TASK OBJECTIVE | Locate the word "document" in the data below, then copy every line that holds it.
[START OF DATA SUPPLIED]
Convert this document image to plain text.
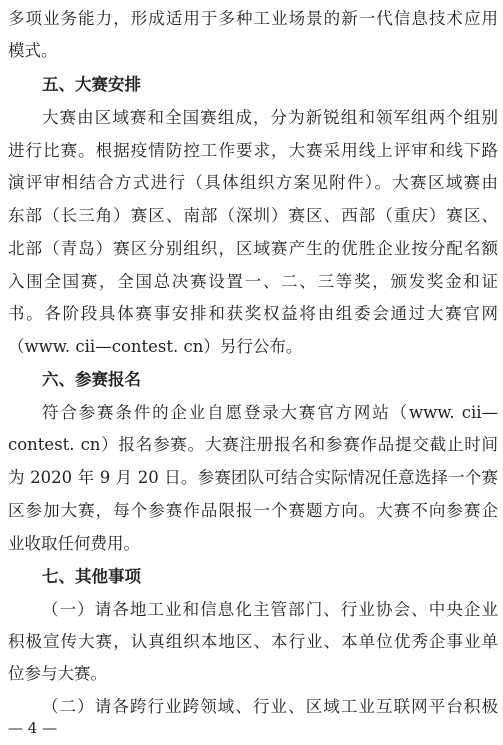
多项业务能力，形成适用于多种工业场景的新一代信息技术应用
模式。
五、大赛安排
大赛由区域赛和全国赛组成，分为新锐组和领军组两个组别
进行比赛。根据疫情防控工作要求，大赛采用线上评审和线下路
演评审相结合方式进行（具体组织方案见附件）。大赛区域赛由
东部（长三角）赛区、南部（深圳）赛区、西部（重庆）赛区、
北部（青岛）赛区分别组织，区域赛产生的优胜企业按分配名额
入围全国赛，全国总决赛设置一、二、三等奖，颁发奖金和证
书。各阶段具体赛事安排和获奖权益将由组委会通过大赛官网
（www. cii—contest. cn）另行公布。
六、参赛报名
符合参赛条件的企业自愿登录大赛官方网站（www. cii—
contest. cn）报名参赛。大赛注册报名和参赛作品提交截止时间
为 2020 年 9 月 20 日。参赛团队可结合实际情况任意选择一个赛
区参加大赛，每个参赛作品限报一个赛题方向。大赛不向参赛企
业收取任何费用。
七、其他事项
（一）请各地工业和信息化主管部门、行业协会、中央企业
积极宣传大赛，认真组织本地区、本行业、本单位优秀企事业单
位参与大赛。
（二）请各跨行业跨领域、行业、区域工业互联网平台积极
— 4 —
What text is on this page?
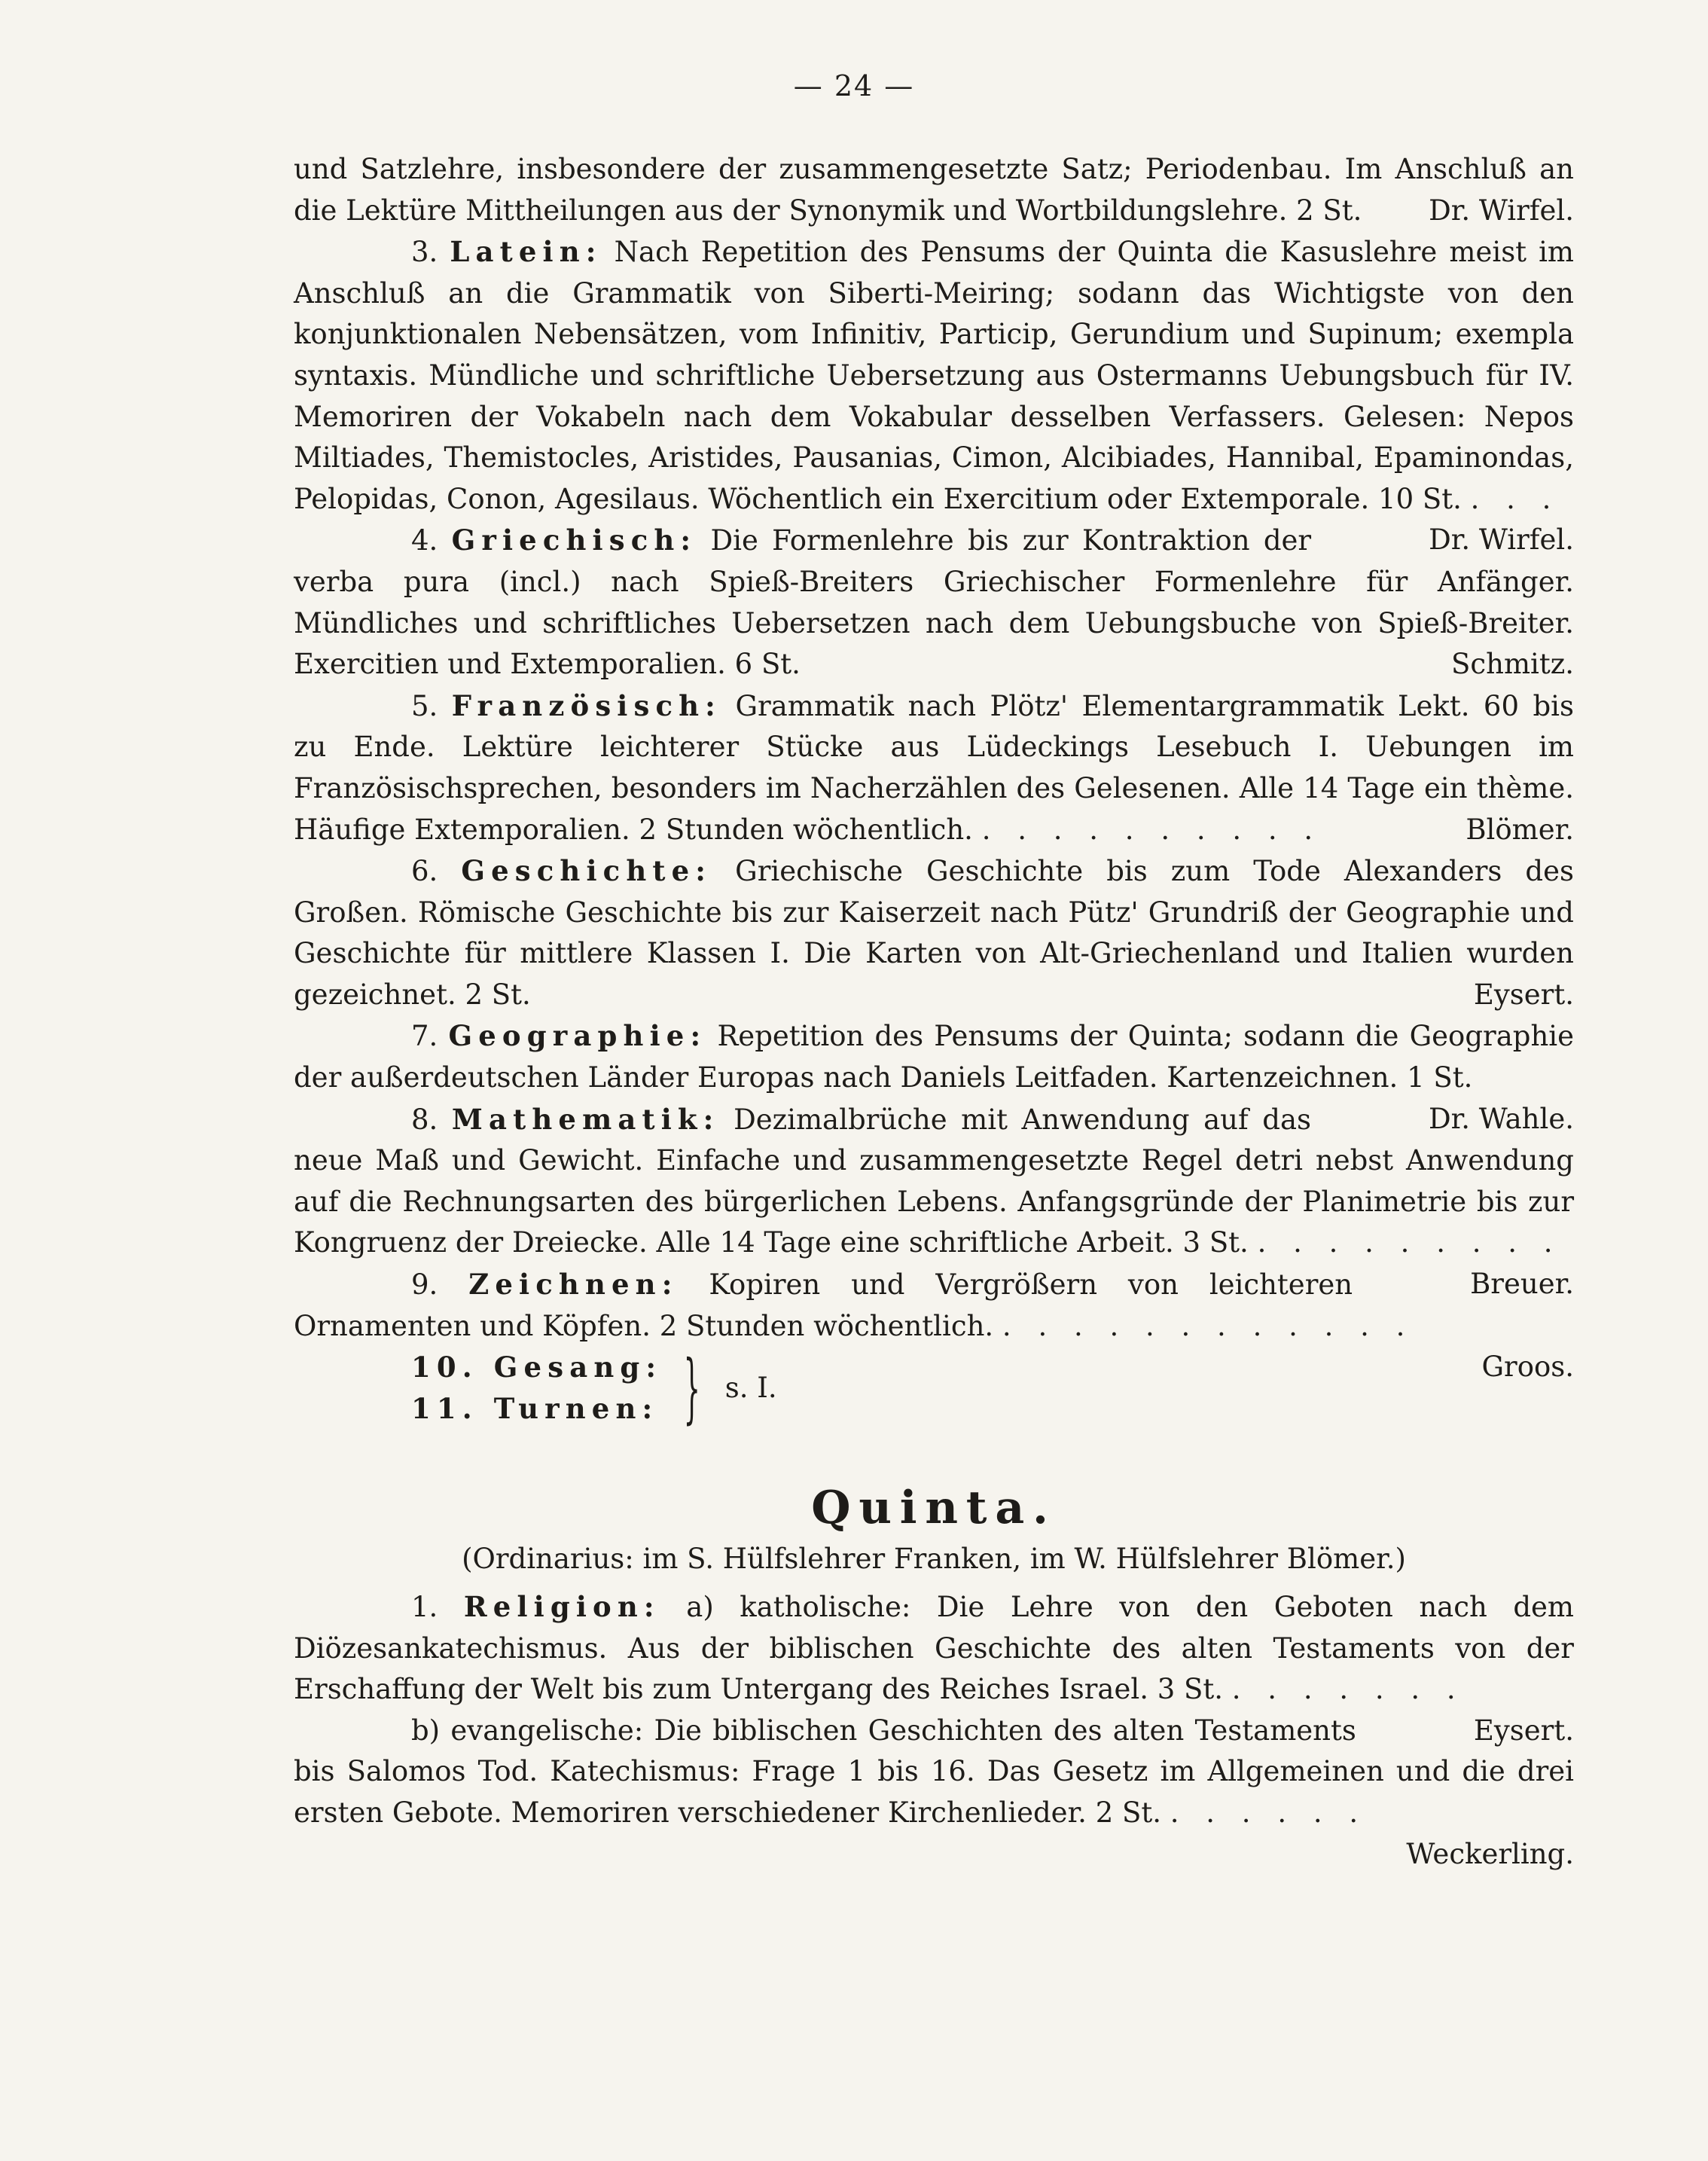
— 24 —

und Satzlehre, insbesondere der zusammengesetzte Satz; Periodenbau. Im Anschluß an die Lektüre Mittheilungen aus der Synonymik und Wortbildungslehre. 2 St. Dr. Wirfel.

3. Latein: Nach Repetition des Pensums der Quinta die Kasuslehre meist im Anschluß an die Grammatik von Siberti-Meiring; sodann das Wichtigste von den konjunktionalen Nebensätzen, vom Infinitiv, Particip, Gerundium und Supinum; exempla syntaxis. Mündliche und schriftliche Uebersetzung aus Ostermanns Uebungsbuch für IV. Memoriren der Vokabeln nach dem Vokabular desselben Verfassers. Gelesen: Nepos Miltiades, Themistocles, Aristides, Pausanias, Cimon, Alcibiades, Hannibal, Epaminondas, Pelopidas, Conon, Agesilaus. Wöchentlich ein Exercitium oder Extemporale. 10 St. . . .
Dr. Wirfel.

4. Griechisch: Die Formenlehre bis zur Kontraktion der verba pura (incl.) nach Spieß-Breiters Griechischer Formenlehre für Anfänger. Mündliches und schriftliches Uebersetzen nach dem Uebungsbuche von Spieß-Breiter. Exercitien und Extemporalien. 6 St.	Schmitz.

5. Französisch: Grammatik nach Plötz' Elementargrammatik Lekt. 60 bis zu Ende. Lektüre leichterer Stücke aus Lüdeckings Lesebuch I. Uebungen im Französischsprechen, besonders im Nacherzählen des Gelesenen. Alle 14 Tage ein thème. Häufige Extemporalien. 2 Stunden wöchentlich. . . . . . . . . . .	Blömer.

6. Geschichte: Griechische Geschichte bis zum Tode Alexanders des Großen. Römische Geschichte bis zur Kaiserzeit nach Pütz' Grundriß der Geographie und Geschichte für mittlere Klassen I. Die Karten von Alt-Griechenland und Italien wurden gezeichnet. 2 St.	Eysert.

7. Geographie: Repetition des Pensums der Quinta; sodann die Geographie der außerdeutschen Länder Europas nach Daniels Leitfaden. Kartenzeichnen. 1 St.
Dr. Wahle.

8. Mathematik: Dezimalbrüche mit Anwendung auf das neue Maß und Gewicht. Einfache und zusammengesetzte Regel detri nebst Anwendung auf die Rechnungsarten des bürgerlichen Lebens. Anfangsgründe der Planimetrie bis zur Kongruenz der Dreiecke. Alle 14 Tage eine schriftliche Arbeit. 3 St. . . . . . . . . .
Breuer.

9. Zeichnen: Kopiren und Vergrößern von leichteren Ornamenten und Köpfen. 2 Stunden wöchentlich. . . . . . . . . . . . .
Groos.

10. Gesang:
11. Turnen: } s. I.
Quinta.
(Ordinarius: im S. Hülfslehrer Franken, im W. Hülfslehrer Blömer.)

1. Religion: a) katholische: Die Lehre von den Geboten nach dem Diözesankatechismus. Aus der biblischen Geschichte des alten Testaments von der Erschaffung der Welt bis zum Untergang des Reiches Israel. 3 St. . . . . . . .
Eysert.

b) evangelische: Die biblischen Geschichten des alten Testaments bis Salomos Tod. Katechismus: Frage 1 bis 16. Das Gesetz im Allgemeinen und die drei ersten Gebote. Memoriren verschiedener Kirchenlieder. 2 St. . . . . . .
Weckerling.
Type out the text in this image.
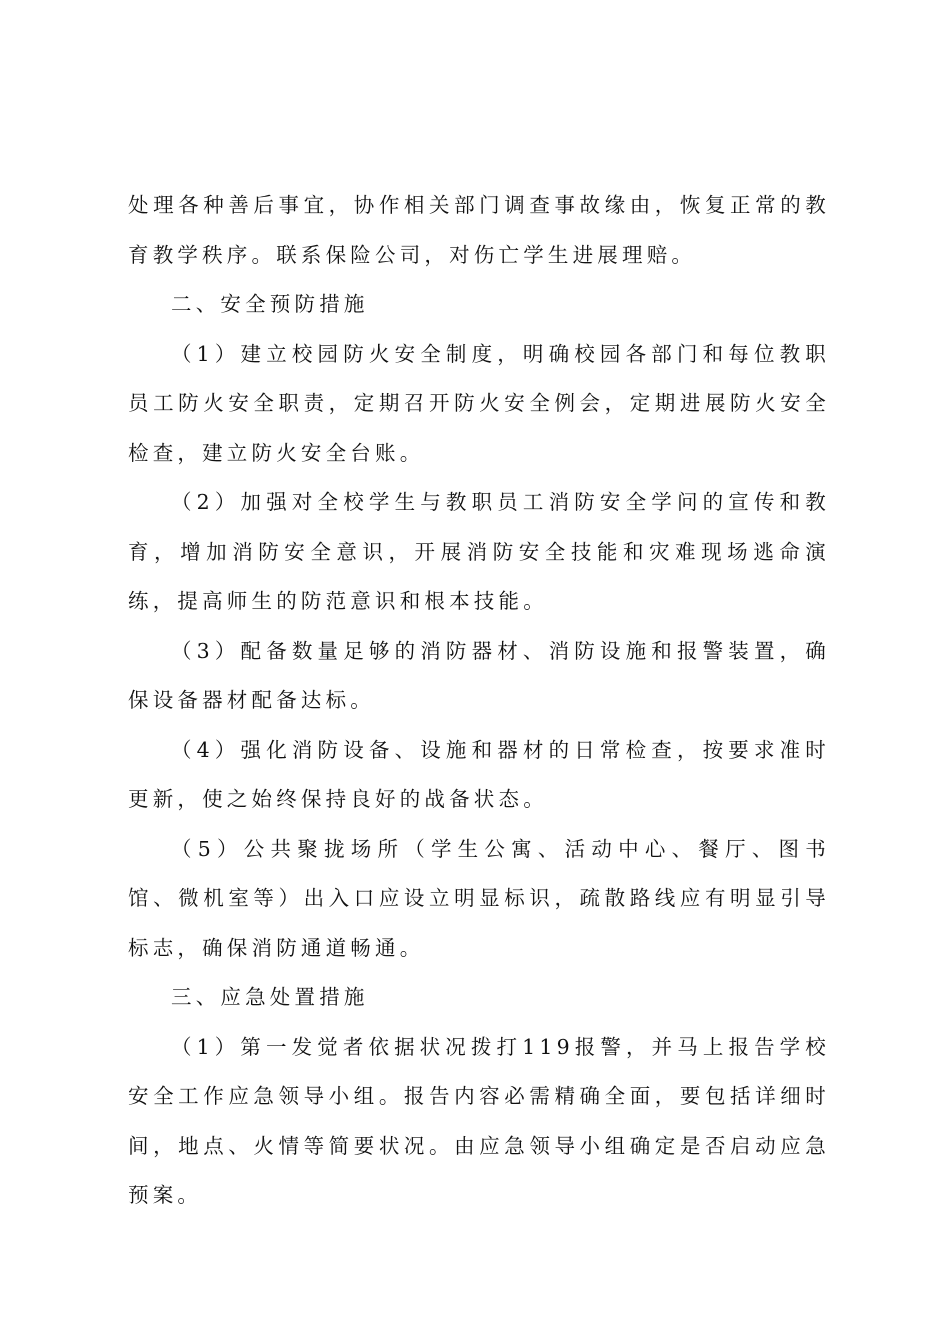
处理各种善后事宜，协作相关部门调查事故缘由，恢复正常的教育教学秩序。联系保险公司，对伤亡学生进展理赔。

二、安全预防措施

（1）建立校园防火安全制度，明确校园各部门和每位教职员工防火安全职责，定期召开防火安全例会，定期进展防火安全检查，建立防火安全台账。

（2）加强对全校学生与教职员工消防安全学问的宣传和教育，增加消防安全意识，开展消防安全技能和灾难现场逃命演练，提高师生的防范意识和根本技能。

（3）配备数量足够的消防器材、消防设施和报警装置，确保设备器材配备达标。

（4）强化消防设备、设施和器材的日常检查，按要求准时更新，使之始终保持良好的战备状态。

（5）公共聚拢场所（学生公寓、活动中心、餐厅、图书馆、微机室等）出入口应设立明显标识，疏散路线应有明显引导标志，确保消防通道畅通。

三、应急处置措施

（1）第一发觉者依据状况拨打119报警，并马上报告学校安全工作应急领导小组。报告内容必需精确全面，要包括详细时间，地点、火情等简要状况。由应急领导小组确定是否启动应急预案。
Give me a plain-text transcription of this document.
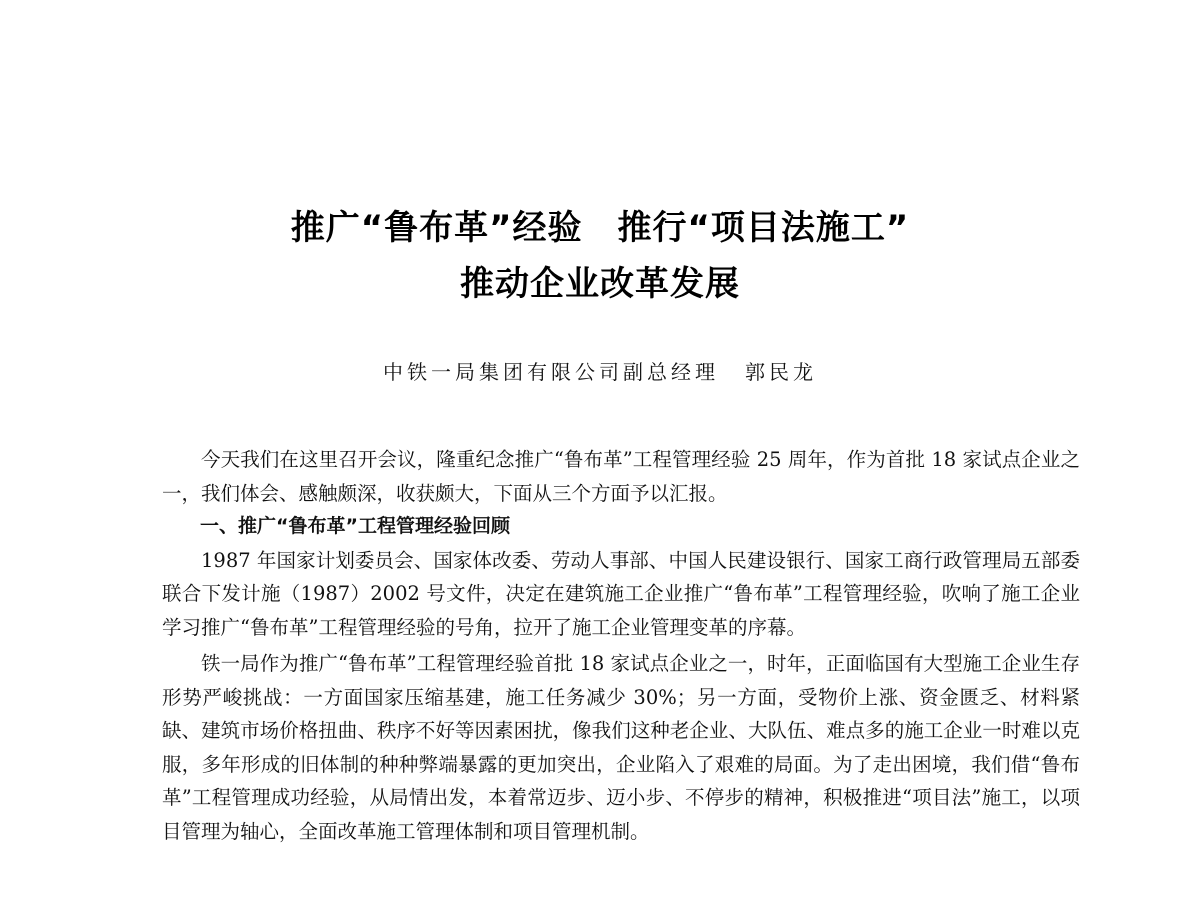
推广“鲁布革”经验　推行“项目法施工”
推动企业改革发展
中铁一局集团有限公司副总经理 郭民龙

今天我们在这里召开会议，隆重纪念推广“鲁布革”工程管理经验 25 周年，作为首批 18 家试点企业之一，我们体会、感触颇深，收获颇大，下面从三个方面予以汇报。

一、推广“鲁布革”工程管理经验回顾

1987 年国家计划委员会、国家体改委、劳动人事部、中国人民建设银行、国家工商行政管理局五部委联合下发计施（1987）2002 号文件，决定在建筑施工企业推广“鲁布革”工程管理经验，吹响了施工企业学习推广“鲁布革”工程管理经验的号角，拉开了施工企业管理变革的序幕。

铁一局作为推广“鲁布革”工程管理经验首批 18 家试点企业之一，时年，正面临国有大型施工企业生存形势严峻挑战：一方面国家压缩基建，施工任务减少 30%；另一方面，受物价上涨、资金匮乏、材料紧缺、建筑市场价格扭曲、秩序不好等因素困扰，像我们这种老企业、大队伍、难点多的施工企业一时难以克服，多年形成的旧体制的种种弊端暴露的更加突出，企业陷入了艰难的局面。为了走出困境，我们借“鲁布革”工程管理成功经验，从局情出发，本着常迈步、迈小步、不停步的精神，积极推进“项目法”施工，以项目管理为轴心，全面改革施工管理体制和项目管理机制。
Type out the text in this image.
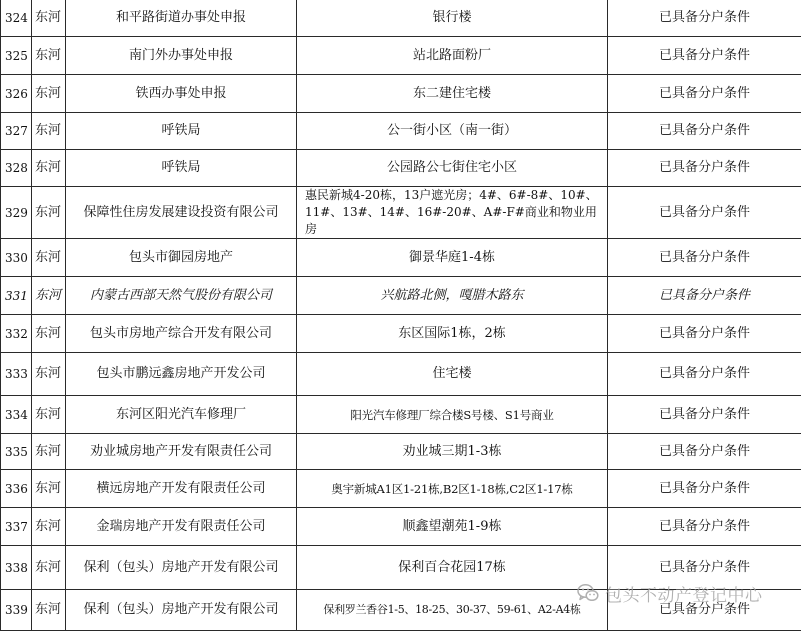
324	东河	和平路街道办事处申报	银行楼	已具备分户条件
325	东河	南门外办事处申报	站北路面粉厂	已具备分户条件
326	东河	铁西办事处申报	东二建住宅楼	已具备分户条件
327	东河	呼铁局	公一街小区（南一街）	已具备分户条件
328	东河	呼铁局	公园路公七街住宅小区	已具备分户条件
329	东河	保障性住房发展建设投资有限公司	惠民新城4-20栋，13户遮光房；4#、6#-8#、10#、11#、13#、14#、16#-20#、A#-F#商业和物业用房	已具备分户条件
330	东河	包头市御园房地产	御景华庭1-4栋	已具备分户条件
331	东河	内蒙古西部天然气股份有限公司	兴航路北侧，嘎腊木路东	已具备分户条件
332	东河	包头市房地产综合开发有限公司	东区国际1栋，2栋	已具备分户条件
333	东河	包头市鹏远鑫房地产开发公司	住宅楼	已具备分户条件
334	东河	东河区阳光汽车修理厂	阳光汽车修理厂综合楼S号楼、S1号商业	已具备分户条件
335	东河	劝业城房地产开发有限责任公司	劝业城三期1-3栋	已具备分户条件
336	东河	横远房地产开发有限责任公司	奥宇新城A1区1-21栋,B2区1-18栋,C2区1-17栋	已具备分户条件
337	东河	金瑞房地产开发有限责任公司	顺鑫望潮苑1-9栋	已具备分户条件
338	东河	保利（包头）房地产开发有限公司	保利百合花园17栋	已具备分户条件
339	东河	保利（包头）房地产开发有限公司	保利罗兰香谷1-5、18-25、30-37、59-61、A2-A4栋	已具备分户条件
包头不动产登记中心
[END OF DATA SUPPLIED]
COMPLETE OUTPUT |
Convert this document image to plain text.
Give me a plain-text transcription of this document.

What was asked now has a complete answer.